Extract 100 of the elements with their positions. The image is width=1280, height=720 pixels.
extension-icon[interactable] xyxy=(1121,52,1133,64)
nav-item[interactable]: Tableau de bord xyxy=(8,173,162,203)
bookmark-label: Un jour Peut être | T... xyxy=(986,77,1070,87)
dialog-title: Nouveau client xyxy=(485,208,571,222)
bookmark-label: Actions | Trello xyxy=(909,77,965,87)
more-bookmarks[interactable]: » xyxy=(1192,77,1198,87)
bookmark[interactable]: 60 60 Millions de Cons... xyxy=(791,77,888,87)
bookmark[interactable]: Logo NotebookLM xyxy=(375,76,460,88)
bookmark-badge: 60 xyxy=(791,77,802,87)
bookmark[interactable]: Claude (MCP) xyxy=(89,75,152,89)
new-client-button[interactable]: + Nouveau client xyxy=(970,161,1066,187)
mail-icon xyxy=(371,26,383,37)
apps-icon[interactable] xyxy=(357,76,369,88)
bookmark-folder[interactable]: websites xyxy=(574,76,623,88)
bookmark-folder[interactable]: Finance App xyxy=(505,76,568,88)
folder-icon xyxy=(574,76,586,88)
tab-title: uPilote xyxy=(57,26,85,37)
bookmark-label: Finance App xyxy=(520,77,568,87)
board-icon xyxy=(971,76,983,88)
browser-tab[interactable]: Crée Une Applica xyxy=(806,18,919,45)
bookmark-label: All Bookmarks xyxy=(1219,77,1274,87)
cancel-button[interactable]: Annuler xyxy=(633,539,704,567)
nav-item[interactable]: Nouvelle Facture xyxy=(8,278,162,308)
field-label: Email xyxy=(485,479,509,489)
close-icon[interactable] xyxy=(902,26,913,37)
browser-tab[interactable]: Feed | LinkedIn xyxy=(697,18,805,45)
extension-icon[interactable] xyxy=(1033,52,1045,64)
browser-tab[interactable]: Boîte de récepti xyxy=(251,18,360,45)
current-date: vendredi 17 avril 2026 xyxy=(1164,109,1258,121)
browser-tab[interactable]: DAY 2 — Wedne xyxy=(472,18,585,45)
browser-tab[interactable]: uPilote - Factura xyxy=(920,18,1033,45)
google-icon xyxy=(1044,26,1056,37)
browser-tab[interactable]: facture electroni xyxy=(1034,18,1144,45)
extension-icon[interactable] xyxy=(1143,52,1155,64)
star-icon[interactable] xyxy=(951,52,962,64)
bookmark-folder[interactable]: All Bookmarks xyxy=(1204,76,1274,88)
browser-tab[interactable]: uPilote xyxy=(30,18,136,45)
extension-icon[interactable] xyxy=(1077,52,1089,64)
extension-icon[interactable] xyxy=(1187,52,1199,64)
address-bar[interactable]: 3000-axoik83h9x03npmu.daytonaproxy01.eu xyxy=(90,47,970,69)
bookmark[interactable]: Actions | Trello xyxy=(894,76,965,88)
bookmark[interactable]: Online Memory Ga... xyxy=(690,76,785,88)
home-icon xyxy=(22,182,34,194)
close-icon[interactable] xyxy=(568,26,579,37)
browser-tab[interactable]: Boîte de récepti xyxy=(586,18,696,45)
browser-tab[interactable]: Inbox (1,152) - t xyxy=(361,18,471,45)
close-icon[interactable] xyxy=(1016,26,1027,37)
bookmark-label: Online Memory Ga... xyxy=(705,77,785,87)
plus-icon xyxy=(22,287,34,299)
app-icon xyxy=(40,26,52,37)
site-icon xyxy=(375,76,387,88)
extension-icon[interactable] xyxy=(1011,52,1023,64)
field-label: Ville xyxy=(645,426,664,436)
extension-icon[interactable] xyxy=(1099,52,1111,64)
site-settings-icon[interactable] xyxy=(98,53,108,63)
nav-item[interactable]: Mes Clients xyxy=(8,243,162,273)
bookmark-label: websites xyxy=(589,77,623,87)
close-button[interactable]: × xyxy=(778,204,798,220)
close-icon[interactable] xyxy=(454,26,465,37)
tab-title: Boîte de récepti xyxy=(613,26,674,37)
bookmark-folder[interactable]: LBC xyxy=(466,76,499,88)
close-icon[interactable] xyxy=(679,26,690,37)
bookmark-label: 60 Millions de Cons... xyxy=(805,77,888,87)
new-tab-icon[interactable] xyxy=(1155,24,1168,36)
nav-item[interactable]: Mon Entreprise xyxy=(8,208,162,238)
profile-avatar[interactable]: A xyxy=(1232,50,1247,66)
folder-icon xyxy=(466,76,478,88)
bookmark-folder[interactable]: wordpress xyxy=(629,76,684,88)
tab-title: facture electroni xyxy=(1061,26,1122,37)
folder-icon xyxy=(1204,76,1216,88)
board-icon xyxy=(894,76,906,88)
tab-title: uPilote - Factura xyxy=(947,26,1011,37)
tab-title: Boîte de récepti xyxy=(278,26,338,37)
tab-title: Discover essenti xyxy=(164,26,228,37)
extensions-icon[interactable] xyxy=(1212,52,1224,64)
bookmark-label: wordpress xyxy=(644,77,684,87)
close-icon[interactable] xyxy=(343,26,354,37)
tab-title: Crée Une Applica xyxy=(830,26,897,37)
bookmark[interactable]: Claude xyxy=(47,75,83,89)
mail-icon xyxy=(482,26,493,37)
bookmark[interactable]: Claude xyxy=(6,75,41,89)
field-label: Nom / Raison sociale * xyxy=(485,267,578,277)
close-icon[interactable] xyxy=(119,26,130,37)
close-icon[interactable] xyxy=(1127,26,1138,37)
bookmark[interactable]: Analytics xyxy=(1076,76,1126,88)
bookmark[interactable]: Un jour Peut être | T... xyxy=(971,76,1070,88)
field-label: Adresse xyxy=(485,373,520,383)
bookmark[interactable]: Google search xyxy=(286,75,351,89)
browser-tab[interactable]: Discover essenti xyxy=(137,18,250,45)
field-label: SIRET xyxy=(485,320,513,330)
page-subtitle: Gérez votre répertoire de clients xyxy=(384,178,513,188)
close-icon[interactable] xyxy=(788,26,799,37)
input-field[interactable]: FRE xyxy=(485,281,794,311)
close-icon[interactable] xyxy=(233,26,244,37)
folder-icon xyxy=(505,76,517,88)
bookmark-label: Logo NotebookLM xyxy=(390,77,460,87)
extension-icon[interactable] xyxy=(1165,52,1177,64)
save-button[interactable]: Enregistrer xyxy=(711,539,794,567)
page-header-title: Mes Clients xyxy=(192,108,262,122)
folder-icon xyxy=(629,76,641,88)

Stated problem: Count the lines in the listing above that contain the string "Finance" and reply with the number alone.

Problem solution: 2